"""

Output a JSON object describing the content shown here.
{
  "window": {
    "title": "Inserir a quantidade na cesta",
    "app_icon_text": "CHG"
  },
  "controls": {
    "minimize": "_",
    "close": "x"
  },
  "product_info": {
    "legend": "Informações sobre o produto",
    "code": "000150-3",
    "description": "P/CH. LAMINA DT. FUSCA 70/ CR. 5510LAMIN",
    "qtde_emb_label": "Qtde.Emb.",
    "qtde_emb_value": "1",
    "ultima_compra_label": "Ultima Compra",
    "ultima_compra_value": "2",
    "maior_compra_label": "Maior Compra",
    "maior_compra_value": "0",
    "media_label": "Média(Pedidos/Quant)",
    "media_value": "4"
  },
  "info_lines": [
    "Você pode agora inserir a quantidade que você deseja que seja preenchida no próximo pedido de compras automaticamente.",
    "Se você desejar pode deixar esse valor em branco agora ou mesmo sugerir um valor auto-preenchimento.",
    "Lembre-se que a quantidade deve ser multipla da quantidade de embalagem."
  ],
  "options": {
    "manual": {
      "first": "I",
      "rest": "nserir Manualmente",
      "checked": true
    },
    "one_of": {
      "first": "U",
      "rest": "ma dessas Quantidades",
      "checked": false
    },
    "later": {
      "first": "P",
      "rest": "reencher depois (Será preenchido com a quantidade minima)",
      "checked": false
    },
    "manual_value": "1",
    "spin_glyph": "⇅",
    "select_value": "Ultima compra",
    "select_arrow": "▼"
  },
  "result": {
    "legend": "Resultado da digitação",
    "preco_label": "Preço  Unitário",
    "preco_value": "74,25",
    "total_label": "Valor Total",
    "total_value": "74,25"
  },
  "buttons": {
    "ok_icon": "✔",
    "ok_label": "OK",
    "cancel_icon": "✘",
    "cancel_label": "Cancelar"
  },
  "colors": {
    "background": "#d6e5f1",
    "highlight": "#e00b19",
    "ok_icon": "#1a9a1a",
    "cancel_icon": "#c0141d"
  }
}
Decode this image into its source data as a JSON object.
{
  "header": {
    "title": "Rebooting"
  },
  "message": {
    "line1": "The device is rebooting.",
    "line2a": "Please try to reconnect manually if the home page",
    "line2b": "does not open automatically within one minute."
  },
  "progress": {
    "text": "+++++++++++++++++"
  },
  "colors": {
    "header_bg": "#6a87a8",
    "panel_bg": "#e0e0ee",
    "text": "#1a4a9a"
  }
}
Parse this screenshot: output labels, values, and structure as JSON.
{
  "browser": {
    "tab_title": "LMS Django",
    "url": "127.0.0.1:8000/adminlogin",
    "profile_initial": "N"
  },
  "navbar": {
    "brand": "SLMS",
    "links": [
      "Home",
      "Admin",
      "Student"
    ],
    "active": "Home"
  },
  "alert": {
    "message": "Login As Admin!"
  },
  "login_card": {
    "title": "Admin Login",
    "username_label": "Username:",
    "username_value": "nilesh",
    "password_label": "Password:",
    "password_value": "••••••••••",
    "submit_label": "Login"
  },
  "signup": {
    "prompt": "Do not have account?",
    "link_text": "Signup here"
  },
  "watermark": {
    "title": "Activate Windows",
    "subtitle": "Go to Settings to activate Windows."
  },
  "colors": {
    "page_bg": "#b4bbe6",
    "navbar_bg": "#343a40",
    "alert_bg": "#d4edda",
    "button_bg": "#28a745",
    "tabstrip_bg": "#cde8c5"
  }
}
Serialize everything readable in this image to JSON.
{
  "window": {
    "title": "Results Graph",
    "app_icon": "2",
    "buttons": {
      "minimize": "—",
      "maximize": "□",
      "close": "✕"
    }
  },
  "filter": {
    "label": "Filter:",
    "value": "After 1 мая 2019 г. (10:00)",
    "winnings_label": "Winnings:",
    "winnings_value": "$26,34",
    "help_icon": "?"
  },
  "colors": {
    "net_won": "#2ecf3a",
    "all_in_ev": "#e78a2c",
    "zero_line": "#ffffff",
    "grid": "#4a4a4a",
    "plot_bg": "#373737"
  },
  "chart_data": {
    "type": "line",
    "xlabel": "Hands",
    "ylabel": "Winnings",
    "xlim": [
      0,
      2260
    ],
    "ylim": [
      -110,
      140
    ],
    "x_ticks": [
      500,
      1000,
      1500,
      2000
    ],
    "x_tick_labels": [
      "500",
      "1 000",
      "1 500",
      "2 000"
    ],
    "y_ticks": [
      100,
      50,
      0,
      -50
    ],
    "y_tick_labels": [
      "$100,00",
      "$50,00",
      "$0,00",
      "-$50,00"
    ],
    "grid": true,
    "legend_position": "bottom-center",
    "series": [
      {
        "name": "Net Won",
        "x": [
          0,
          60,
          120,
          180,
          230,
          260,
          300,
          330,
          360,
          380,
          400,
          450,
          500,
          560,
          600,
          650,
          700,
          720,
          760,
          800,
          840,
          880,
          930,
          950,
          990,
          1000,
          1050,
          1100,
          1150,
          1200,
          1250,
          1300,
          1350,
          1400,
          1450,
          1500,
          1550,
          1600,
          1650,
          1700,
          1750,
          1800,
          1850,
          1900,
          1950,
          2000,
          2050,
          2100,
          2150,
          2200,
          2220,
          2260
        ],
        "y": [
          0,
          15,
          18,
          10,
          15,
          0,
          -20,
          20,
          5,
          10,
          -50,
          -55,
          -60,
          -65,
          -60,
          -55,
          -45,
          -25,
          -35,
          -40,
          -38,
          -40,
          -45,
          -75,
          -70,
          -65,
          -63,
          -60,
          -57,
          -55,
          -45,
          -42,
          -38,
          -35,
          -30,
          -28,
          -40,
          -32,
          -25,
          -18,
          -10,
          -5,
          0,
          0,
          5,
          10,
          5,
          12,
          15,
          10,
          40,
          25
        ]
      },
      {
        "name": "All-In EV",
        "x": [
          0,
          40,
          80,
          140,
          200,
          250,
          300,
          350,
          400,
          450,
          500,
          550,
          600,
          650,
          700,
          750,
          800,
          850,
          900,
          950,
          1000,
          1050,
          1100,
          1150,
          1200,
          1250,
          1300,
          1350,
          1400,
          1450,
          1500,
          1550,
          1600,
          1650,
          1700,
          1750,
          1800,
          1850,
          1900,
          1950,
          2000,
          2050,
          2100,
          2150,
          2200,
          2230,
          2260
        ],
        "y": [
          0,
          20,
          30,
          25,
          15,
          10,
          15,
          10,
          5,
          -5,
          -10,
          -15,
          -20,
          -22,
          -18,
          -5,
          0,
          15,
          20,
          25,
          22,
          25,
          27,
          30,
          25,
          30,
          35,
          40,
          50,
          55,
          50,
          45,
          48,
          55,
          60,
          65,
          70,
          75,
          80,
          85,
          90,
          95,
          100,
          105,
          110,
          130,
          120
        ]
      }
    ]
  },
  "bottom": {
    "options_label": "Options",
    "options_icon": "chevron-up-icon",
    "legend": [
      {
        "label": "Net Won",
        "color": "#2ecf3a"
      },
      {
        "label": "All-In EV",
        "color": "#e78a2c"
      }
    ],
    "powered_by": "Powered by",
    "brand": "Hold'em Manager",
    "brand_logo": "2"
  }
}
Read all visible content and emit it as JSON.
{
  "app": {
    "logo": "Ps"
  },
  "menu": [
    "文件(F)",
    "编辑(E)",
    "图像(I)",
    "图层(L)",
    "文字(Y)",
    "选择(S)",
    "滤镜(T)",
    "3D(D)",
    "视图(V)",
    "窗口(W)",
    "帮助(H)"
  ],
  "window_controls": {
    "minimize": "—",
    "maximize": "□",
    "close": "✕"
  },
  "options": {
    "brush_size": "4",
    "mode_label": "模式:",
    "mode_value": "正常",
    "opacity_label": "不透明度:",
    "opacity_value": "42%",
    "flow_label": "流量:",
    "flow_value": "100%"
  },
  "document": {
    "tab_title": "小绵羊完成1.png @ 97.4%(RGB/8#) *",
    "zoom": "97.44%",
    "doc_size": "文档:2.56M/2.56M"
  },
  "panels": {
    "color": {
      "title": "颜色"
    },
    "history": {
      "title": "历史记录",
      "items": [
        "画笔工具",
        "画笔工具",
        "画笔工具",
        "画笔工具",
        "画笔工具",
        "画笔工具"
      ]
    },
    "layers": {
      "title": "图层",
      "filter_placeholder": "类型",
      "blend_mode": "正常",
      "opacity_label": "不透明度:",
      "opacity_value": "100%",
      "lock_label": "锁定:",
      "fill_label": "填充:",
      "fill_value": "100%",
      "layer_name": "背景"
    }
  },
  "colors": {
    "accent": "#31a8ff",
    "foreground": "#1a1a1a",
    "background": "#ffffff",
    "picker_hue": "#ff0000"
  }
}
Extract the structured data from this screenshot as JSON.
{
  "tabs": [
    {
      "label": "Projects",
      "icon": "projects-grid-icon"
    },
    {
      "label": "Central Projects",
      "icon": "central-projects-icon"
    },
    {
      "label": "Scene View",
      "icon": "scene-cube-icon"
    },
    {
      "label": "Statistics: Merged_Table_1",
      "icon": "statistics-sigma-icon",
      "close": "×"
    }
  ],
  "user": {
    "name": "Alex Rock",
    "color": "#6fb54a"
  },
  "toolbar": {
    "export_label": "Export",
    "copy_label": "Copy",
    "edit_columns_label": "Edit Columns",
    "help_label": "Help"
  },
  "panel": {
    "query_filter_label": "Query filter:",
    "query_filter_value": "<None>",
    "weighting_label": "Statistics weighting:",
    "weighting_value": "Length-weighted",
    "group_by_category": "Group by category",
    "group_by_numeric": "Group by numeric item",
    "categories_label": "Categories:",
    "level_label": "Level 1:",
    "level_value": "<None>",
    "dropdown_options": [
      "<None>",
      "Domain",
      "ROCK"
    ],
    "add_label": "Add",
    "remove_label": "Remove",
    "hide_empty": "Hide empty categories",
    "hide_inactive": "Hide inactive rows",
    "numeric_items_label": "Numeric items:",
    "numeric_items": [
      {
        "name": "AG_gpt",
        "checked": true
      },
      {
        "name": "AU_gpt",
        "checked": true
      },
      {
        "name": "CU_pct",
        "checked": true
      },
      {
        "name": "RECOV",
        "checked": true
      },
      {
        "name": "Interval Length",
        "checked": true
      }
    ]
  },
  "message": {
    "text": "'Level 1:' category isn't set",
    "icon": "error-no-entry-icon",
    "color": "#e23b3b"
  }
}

"""

Check each line above for "você" and return the ones that have it.

• Full output
    "Você pode agora inserir a quantidade que você deseja que seja preenchida no próximo pedido de compras automaticamente.",
    "Se você desejar pode deixar esse valor em branco agora ou mesmo sugerir um valor auto-preenchimento.",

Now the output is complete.